'''

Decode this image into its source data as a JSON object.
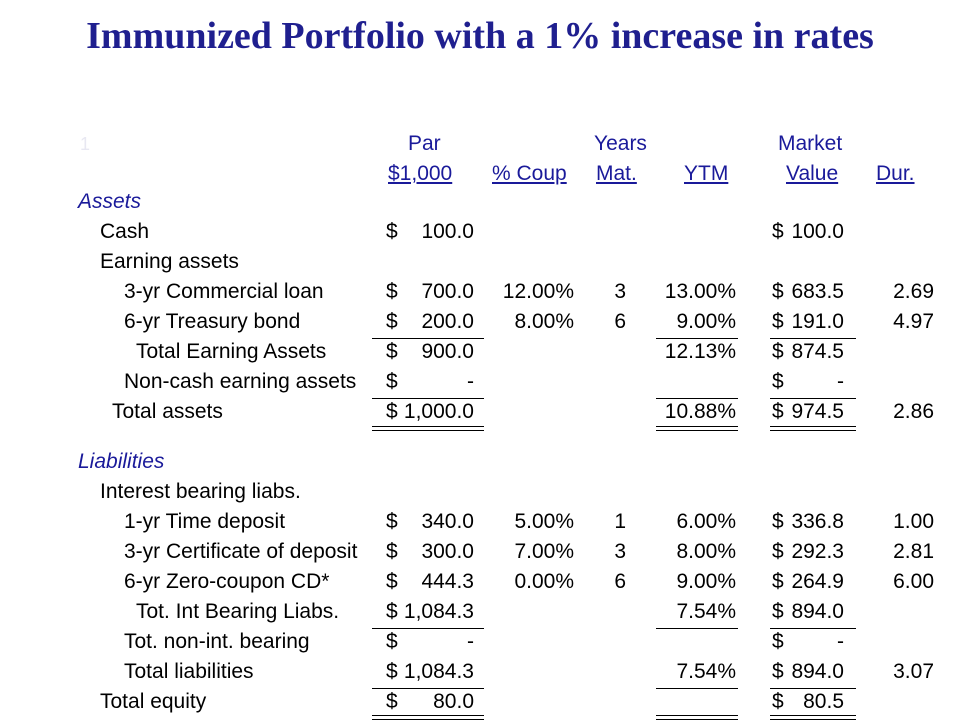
{
  "title": "Immunized Portfolio with a 1% increase in rates",
  "marker": "1",
  "headers": {
    "par_top": "Par",
    "par_bottom": "$1,000",
    "coupon": "% Coup",
    "years_top": "Years",
    "years_bottom": "Mat.",
    "ytm": "YTM",
    "mv_top": "Market",
    "mv_bottom": "Value",
    "dur": "Dur."
  },
  "sections": {
    "assets": "Assets",
    "liabilities": "Liabilities"
  },
  "rows": [
    {
      "label": "Cash",
      "indent": 1,
      "par": "100.0",
      "coupon": "",
      "years": "",
      "ytm": "",
      "mv": "100.0",
      "dur": ""
    },
    {
      "label": "Earning assets",
      "indent": 1,
      "par": "",
      "coupon": "",
      "years": "",
      "ytm": "",
      "mv": "",
      "dur": ""
    },
    {
      "label": "3-yr Commercial loan",
      "indent": 2,
      "par": "700.0",
      "coupon": "12.00%",
      "years": "3",
      "ytm": "13.00%",
      "mv": "683.5",
      "dur": "2.69"
    },
    {
      "label": "6-yr Treasury bond",
      "indent": 2,
      "par": "200.0",
      "coupon": "8.00%",
      "years": "6",
      "ytm": "9.00%",
      "mv": "191.0",
      "dur": "4.97"
    },
    {
      "label": "Total Earning Assets",
      "indent": 3,
      "par": "900.0",
      "coupon": "",
      "years": "",
      "ytm": "12.13%",
      "mv": "874.5",
      "dur": ""
    },
    {
      "label": "Non-cash earning assets",
      "indent": 2,
      "par": "-",
      "coupon": "",
      "years": "",
      "ytm": "",
      "mv": "-",
      "dur": ""
    },
    {
      "label": "Total assets",
      "indent": 1.5,
      "par": "1,000.0",
      "coupon": "",
      "years": "",
      "ytm": "10.88%",
      "mv": "974.5",
      "dur": "2.86"
    },
    {
      "label": "Interest bearing liabs.",
      "indent": 1,
      "par": "",
      "coupon": "",
      "years": "",
      "ytm": "",
      "mv": "",
      "dur": ""
    },
    {
      "label": "1-yr Time deposit",
      "indent": 2,
      "par": "340.0",
      "coupon": "5.00%",
      "years": "1",
      "ytm": "6.00%",
      "mv": "336.8",
      "dur": "1.00"
    },
    {
      "label": "3-yr Certificate of deposit",
      "indent": 2,
      "par": "300.0",
      "coupon": "7.00%",
      "years": "3",
      "ytm": "8.00%",
      "mv": "292.3",
      "dur": "2.81"
    },
    {
      "label": "6-yr Zero-coupon CD*",
      "indent": 2,
      "par": "444.3",
      "coupon": "0.00%",
      "years": "6",
      "ytm": "9.00%",
      "mv": "264.9",
      "dur": "6.00"
    },
    {
      "label": "Tot. Int Bearing Liabs.",
      "indent": 3,
      "par": "1,084.3",
      "coupon": "",
      "years": "",
      "ytm": "7.54%",
      "mv": "894.0",
      "dur": ""
    },
    {
      "label": "Tot. non-int. bearing",
      "indent": 2,
      "par": "-",
      "coupon": "",
      "years": "",
      "ytm": "",
      "mv": "-",
      "dur": ""
    },
    {
      "label": "Total liabilities",
      "indent": 2,
      "par": "1,084.3",
      "coupon": "",
      "years": "",
      "ytm": "7.54%",
      "mv": "894.0",
      "dur": "3.07"
    },
    {
      "label": "Total equity",
      "indent": 1,
      "par": "80.0",
      "coupon": "",
      "years": "",
      "ytm": "",
      "mv": "80.5",
      "dur": ""
    }
  ],
  "currency": "$"
}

'''

Pull out every line containing "Total".

      "label": "Total Earning Assets",
      "label": "Total assets",
      "label": "Total liabilities",
      "label": "Total equity",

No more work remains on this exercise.